[Dataset items]

________________

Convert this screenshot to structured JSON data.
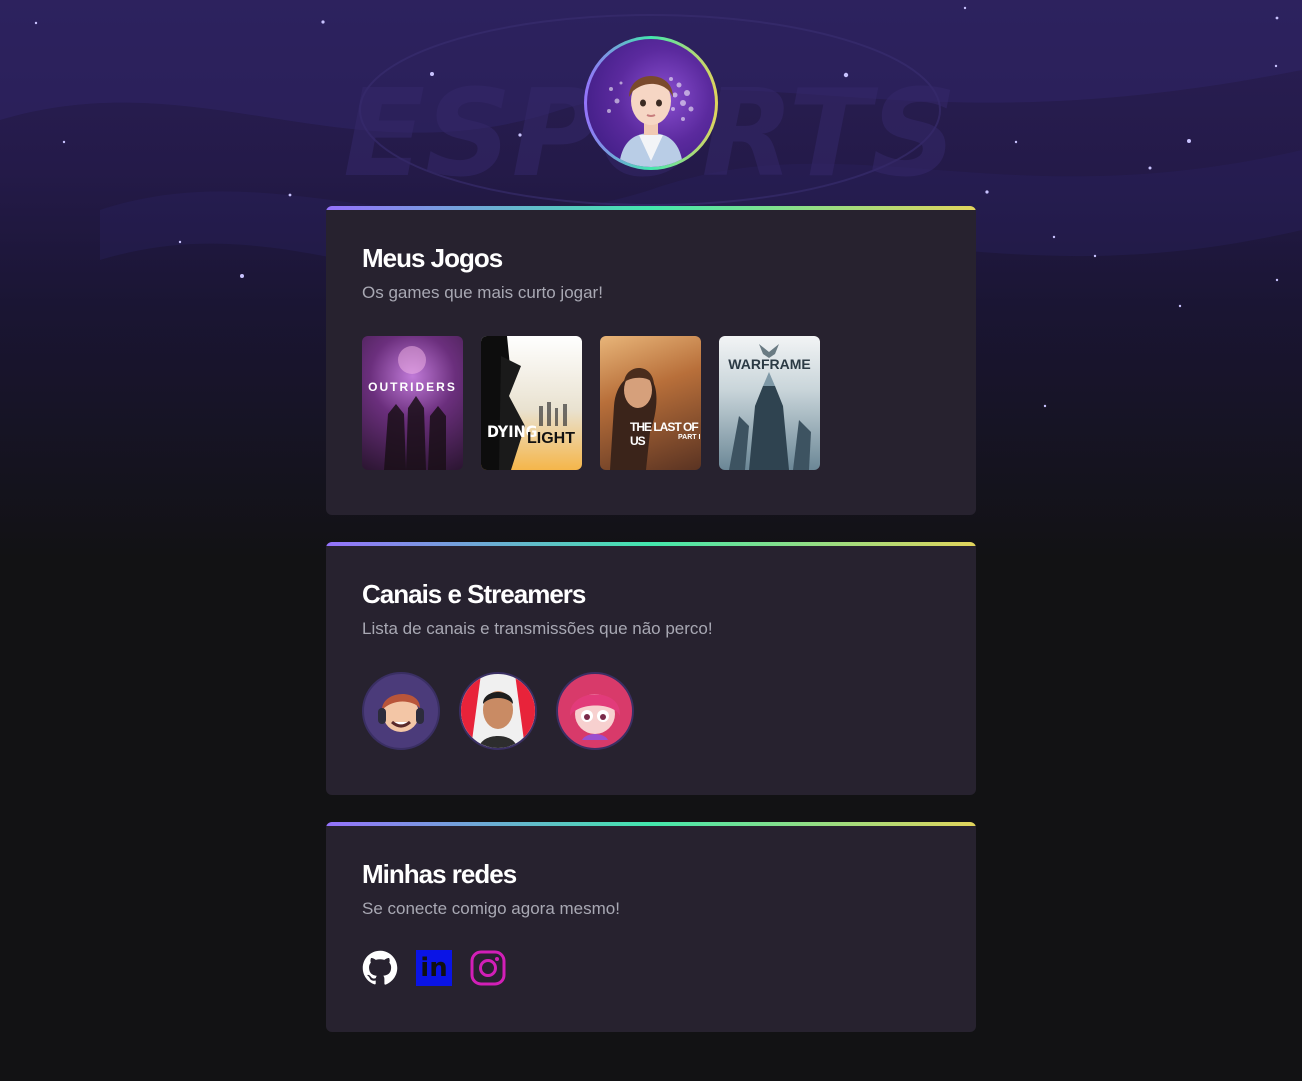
{
  "background": {
    "watermark": "ESPORTS"
  },
  "profile": {
    "avatar_icon": "profile-avatar-image"
  },
  "sections": {
    "games": {
      "title": "Meus Jogos",
      "subtitle": "Os games que mais curto jogar!",
      "items": [
        {
          "label": "OUTRIDERS",
          "icon": "outriders-cover"
        },
        {
          "label_a": "DYING",
          "label_b": "LIGHT",
          "icon": "dying-light-cover"
        },
        {
          "label_a": "THE LAST OF US",
          "label_b": "PART I",
          "icon": "the-last-of-us-cover"
        },
        {
          "label": "WARFRAME",
          "icon": "warframe-cover"
        }
      ]
    },
    "streamers": {
      "title": "Canais e Streamers",
      "subtitle": "Lista de canais e transmissões que não perco!",
      "items": [
        {
          "icon": "streamer-avatar-1"
        },
        {
          "icon": "streamer-avatar-2"
        },
        {
          "icon": "streamer-avatar-3"
        }
      ]
    },
    "socials": {
      "title": "Minhas redes",
      "subtitle": "Se conecte comigo agora mesmo!",
      "items": [
        {
          "icon": "github-icon",
          "color": "#ffffff"
        },
        {
          "icon": "linkedin-icon",
          "label": "in",
          "color": "#0a14e6"
        },
        {
          "icon": "instagram-icon",
          "color": "#d21fb7"
        }
      ]
    }
  },
  "colors": {
    "page_bg": "#121214",
    "card_bg": "#27222f",
    "gradient": [
      "#9572fc",
      "#43e7ad",
      "#e2d45c"
    ],
    "title": "#ffffff",
    "subtitle": "#a8a8b3"
  }
}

________________

** TASK OBJECTIVE **
Repeat the entries exactly. Pictures are excluded from the copy.

** THE SOLUTION **
Convert this screenshot to structured JSON data.
{
  "background": {
    "watermark": "ESPORTS"
  },
  "profile": {
    "avatar_icon": "profile-avatar-image"
  },
  "sections": {
    "games": {
      "title": "Meus Jogos",
      "subtitle": "Os games que mais curto jogar!",
      "items": [
        {
          "label": "OUTRIDERS",
          "icon": "outriders-cover"
        },
        {
          "label_a": "DYING",
          "label_b": "LIGHT",
          "icon": "dying-light-cover"
        },
        {
          "label_a": "THE LAST OF US",
          "label_b": "PART I",
          "icon": "the-last-of-us-cover"
        },
        {
          "label": "WARFRAME",
          "icon": "warframe-cover"
        }
      ]
    },
    "streamers": {
      "title": "Canais e Streamers",
      "subtitle": "Lista de canais e transmissões que não perco!",
      "items": [
        {
          "icon": "streamer-avatar-1"
        },
        {
          "icon": "streamer-avatar-2"
        },
        {
          "icon": "streamer-avatar-3"
        }
      ]
    },
    "socials": {
      "title": "Minhas redes",
      "subtitle": "Se conecte comigo agora mesmo!",
      "items": [
        {
          "icon": "github-icon",
          "color": "#ffffff"
        },
        {
          "icon": "linkedin-icon",
          "label": "in",
          "color": "#0a14e6"
        },
        {
          "icon": "instagram-icon",
          "color": "#d21fb7"
        }
      ]
    }
  },
  "colors": {
    "page_bg": "#121214",
    "card_bg": "#27222f",
    "gradient": [
      "#9572fc",
      "#43e7ad",
      "#e2d45c"
    ],
    "title": "#ffffff",
    "subtitle": "#a8a8b3"
  }
}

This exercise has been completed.